Bounding box entries
○ ○ ○

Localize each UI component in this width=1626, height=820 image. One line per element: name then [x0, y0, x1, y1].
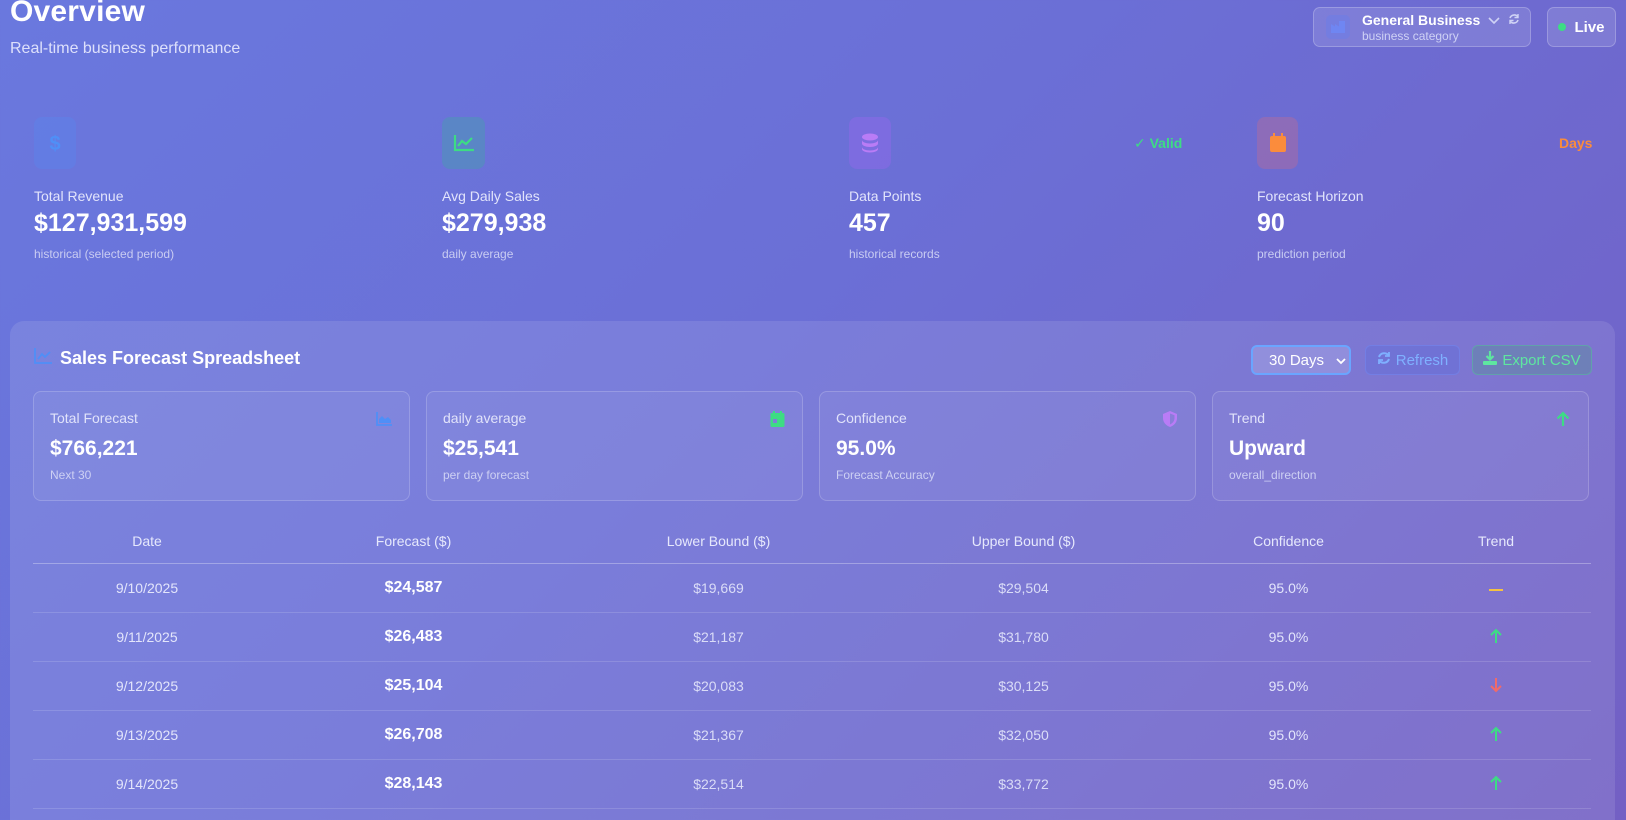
business-category-selector[interactable]: General Business business category: [1313, 7, 1531, 47]
business-name: General Business: [1362, 11, 1481, 28]
panel-title: Sales Forecast Spreadsheet: [34, 348, 300, 369]
col-trend[interactable]: Trend: [1477, 533, 1515, 549]
refresh-icon[interactable]: [1508, 12, 1520, 28]
table-row[interactable]: 9/12/2025 $25,104 $20,083 $30,125 95.0%: [33, 662, 1591, 711]
business-sub: business category: [1362, 28, 1459, 43]
live-status-button[interactable]: Live: [1547, 7, 1616, 47]
arrow-down-icon: [1488, 677, 1504, 693]
chevron-down-icon: [1336, 352, 1346, 369]
export-csv-button[interactable]: Export CSV: [1472, 345, 1592, 375]
col-upper-bound[interactable]: Upper Bound ($): [971, 533, 1076, 549]
line-chart-icon: [34, 348, 52, 369]
stat-data-points: ✓ Valid Data Points 457 historical recor…: [849, 117, 1229, 267]
stat-avg-daily-sales: Avg Daily Sales $279,938 daily average: [442, 117, 822, 267]
table-row[interactable]: 9/10/2025 $24,587 $19,669 $29,504 95.0%: [33, 564, 1591, 613]
valid-badge: ✓ Valid: [1134, 135, 1183, 151]
live-dot-icon: [1558, 23, 1567, 31]
col-date[interactable]: Date: [132, 533, 162, 549]
database-icon: [849, 117, 891, 169]
col-lower-bound[interactable]: Lower Bound ($): [666, 533, 771, 549]
arrow-up-icon: [1488, 775, 1504, 791]
calendar-icon: [1257, 117, 1298, 169]
forecast-table: Date Forecast ($) Lower Bound ($) Upper …: [33, 519, 1591, 809]
page-title: Overview: [10, 0, 146, 28]
table-header: Date Forecast ($) Lower Bound ($) Upper …: [33, 519, 1591, 564]
forecast-panel: Sales Forecast Spreadsheet 30 Days Refre…: [10, 321, 1615, 820]
summary-confidence: Confidence 95.0% Forecast Accuracy: [819, 391, 1196, 501]
arrow-up-icon: [1554, 410, 1572, 428]
refresh-button[interactable]: Refresh: [1365, 345, 1460, 375]
page-subtitle: Real-time business performance: [10, 40, 241, 57]
industry-icon: [1326, 15, 1350, 39]
table-row[interactable]: 9/11/2025 $26,483 $21,187 $31,780 95.0%: [33, 613, 1591, 662]
col-forecast[interactable]: Forecast ($): [375, 533, 452, 549]
minus-icon: [1488, 582, 1504, 598]
dollar-icon: $: [34, 117, 76, 169]
line-chart-icon: [442, 117, 485, 169]
chevron-down-icon: [1488, 12, 1500, 28]
table-row[interactable]: 9/13/2025 $26,708 $21,367 $32,050 95.0%: [33, 711, 1591, 760]
area-chart-icon: [375, 410, 393, 428]
stat-total-revenue: $ Total Revenue $127,931,599 historical …: [34, 117, 414, 267]
page-header: Overview Real-time business performance: [10, 0, 240, 58]
live-label: Live: [1574, 18, 1605, 36]
refresh-icon: [1377, 351, 1391, 369]
summary-total-forecast: Total Forecast $766,221 Next 30: [33, 391, 410, 501]
summary-daily-average: daily average $25,541 per day forecast: [426, 391, 803, 501]
summary-trend: Trend Upward overall_direction: [1212, 391, 1589, 501]
stat-forecast-horizon: Days Forecast Horizon 90 prediction peri…: [1257, 117, 1626, 267]
download-icon: [1483, 351, 1498, 369]
table-row[interactable]: 9/14/2025 $28,143 $22,514 $33,772 95.0%: [33, 760, 1591, 809]
svg-text:$: $: [49, 133, 60, 154]
col-confidence[interactable]: Confidence: [1253, 533, 1324, 549]
range-select[interactable]: 30 Days: [1251, 345, 1351, 375]
shield-icon: [1161, 410, 1179, 428]
arrow-up-icon: [1488, 628, 1504, 644]
arrow-up-icon: [1488, 726, 1504, 742]
days-badge: Days: [1559, 135, 1593, 151]
calendar-icon: [768, 410, 786, 428]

○ ○ ○

PROBLEM STATEMENT: Rewrite all the items above as a numbered list, omitting any blank lines. Leave the pictures out of your answer.

COMPLETE ANSWER:
1. Localize each UI component in this width=1626, height=820 image. One line per element: name then [x0, y0, x1, y1].
2. business-category-selector[interactable]: General Business business category: [1313, 7, 1531, 47]
3. business-name: General Business: [1362, 11, 1481, 28]
4. panel-title: Sales Forecast Spreadsheet: [34, 348, 300, 369]
5. col-trend[interactable]: Trend: [1477, 533, 1515, 549]
6. refresh-icon[interactable]: [1508, 12, 1520, 28]
7. table-row[interactable]: 9/12/2025 $25,104 $20,083 $30,125 95.0%: [33, 662, 1591, 711]
8. business-sub: business category: [1362, 28, 1459, 43]
9. live-status-button[interactable]: Live: [1547, 7, 1616, 47]
10. arrow-down-icon: [1488, 677, 1504, 693]
11. chevron-down-icon: [1336, 352, 1346, 369]
12. export-csv-button[interactable]: Export CSV: [1472, 345, 1592, 375]
13. col-upper-bound[interactable]: Upper Bound ($): [971, 533, 1076, 549]
14. line-chart-icon: [34, 348, 52, 369]
15. stat-data-points: ✓ Valid Data Points 457 historical recor…: [849, 117, 1229, 267]
16. stat-avg-daily-sales: Avg Daily Sales $279,938 daily average: [442, 117, 822, 267]
17. table-row[interactable]: 9/10/2025 $24,587 $19,669 $29,504 95.0%: [33, 564, 1591, 613]
18. valid-badge: ✓ Valid: [1134, 135, 1183, 151]
19. live-dot-icon: [1558, 23, 1567, 31]
20. col-date[interactable]: Date: [132, 533, 162, 549]
21. database-icon: [849, 117, 891, 169]
22. col-lower-bound[interactable]: Lower Bound ($): [666, 533, 771, 549]
23. arrow-up-icon: [1488, 775, 1504, 791]
24. calendar-icon: [1257, 117, 1298, 169]
25. forecast-table: Date Forecast ($) Lower Bound ($) Upper …: [33, 519, 1591, 809]
26. page-title: Overview: [10, 0, 146, 28]
27. table-header: Date Forecast ($) Lower Bound ($) Upper …: [33, 519, 1591, 564]
28. forecast-panel: Sales Forecast Spreadsheet 30 Days Refre…: [10, 321, 1615, 820]
29. summary-confidence: Confidence 95.0% Forecast Accuracy: [819, 391, 1196, 501]
30. arrow-up-icon: [1554, 410, 1572, 428]
31. refresh-button[interactable]: Refresh: [1365, 345, 1460, 375]
32. page-subtitle: Real-time business performance: [10, 40, 241, 57]
33. industry-icon: [1326, 15, 1350, 39]
34. table-row[interactable]: 9/11/2025 $26,483 $21,187 $31,780 95.0%: [33, 613, 1591, 662]
35. col-forecast[interactable]: Forecast ($): [375, 533, 452, 549]
36. minus-icon: [1488, 582, 1504, 598]
37. dollar-icon: $: [34, 117, 76, 169]
38. line-chart-icon: [442, 117, 485, 169]
39. chevron-down-icon: [1488, 12, 1500, 28]
40. table-row[interactable]: 9/13/2025 $26,708 $21,367 $32,050 95.0%: [33, 711, 1591, 760]
41. area-chart-icon: [375, 410, 393, 428]
42. stat-total-revenue: $ Total Revenue $127,931,599 historical …: [34, 117, 414, 267]
43. page-header: Overview Real-time business performance: [10, 0, 240, 58]
44. live-label: Live: [1574, 18, 1605, 36]
45. refresh-icon: [1377, 351, 1391, 369]
46. summary-total-forecast: Total Forecast $766,221 Next 30: [33, 391, 410, 501]
47. summary-daily-average: daily average $25,541 per day forecast: [426, 391, 803, 501]
48. summary-trend: Trend Upward overall_direction: [1212, 391, 1589, 501]
49. stat-forecast-horizon: Days Forecast Horizon 90 prediction peri…: [1257, 117, 1626, 267]
50. download-icon: [1483, 351, 1498, 369]
51. table-row[interactable]: 9/14/2025 $28,143 $22,514 $33,772 95.0%: [33, 760, 1591, 809]
52. svg-text:$: $: [49, 133, 60, 154]
53. col-confidence[interactable]: Confidence: [1253, 533, 1324, 549]
54. range-select[interactable]: 30 Days: [1251, 345, 1351, 375]
55. shield-icon: [1161, 410, 1179, 428]
56. arrow-up-icon: [1488, 628, 1504, 644]
57. arrow-up-icon: [1488, 726, 1504, 742]
58. days-badge: Days: [1559, 135, 1593, 151]
59. calendar-icon: [768, 410, 786, 428]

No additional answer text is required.